TASK TO CARRY OUT:
In the text on cricket batting technique, what ball height is a back foot shot typically used to address?

DOCUMENT EXTRACT:
[Start of Attachment]
Backlift is how a batter lifts their bat in preparation for hitting the ball. While the bat should be raised as vertically as possible, coaching manuals often suggest that correct technique is for the bat to be slightly angled from the perpendicular; a common instruction is to point the face of the bat in the direction of first or second slip. Some players (notably, in recent times, Brian Lara, Virender Sehwag) have employed an exaggerated backlift. Others, who have employed the more unorthodox open stance, such as Peter Willey, had a more abbreviated backlift.

===Forward and back===
Depending upon the path of the ball, the batter will either move forward or back in their attempt to intercept it. A forward movement is designated a front foot shot, whereas a backward movement is designated a back foot shot. A front foot shot is typically used to address a ball arriving at between ankle and thigh height. The batter will step forward towards the ball, bending their front knee to bring the bat down to the anticipated height of the ball. By moving forward, the batter is also able to intercept the ball immediately after it has pitched, thus nullifying any potentially dangerous lateral movement. A back foot shot is typically used to address a ball arriving at between thigh and head height. The batter will step back and, if necessary, stand on their tiptoes to raise the bat to the height of the ball. By stepping back towards the wicket, the batter also receives the advantage of having an extra small amount of time to react to any unexpected lateral movement or variation in bounce.
[End of Attachment]
Collected data entries:
[Start of Attachment]
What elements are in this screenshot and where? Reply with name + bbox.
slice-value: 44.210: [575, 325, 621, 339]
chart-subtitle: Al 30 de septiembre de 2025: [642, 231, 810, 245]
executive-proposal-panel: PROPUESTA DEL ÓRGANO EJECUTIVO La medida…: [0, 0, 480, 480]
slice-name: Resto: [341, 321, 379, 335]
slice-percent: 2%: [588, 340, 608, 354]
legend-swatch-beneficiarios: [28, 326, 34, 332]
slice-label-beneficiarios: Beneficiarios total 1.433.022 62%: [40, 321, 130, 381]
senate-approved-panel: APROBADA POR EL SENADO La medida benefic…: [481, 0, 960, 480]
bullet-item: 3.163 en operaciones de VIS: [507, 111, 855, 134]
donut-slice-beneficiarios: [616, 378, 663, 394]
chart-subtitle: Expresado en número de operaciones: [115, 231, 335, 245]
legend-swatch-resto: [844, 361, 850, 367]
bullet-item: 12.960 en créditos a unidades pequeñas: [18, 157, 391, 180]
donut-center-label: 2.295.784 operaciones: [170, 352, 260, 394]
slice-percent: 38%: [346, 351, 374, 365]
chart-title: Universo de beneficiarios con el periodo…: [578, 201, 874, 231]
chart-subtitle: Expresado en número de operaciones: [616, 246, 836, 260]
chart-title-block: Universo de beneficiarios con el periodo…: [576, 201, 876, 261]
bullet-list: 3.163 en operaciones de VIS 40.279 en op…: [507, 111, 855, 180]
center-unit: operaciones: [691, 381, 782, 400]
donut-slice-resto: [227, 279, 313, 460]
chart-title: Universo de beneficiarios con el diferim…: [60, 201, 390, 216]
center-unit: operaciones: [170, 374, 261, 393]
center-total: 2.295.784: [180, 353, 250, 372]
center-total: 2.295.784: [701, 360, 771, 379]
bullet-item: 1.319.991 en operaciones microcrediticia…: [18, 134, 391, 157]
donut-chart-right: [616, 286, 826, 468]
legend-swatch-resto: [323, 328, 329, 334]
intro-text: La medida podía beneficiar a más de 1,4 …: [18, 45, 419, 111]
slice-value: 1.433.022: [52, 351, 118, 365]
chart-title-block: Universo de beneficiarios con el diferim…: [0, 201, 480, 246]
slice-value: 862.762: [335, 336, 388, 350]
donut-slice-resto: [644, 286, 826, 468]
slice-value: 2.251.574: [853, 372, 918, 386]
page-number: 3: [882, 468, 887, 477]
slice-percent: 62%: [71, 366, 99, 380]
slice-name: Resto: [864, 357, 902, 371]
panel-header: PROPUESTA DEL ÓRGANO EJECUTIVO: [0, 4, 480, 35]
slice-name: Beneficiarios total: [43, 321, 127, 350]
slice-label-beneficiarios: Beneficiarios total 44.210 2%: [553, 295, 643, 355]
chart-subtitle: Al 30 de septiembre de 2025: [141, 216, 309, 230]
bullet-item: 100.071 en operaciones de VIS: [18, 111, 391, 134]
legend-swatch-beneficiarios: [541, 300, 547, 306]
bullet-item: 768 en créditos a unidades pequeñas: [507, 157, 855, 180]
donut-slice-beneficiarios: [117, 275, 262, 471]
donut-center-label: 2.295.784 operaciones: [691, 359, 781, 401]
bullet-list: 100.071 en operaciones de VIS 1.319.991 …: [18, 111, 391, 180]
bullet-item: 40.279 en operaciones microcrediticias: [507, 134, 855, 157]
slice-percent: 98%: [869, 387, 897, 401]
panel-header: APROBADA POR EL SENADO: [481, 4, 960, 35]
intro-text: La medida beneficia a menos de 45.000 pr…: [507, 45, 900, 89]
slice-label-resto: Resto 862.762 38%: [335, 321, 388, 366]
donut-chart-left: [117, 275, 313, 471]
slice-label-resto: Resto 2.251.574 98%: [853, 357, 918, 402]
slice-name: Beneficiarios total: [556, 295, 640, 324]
[End of Attachment]
EXERCISE ANSWER:
A ball arriving between thigh and head height.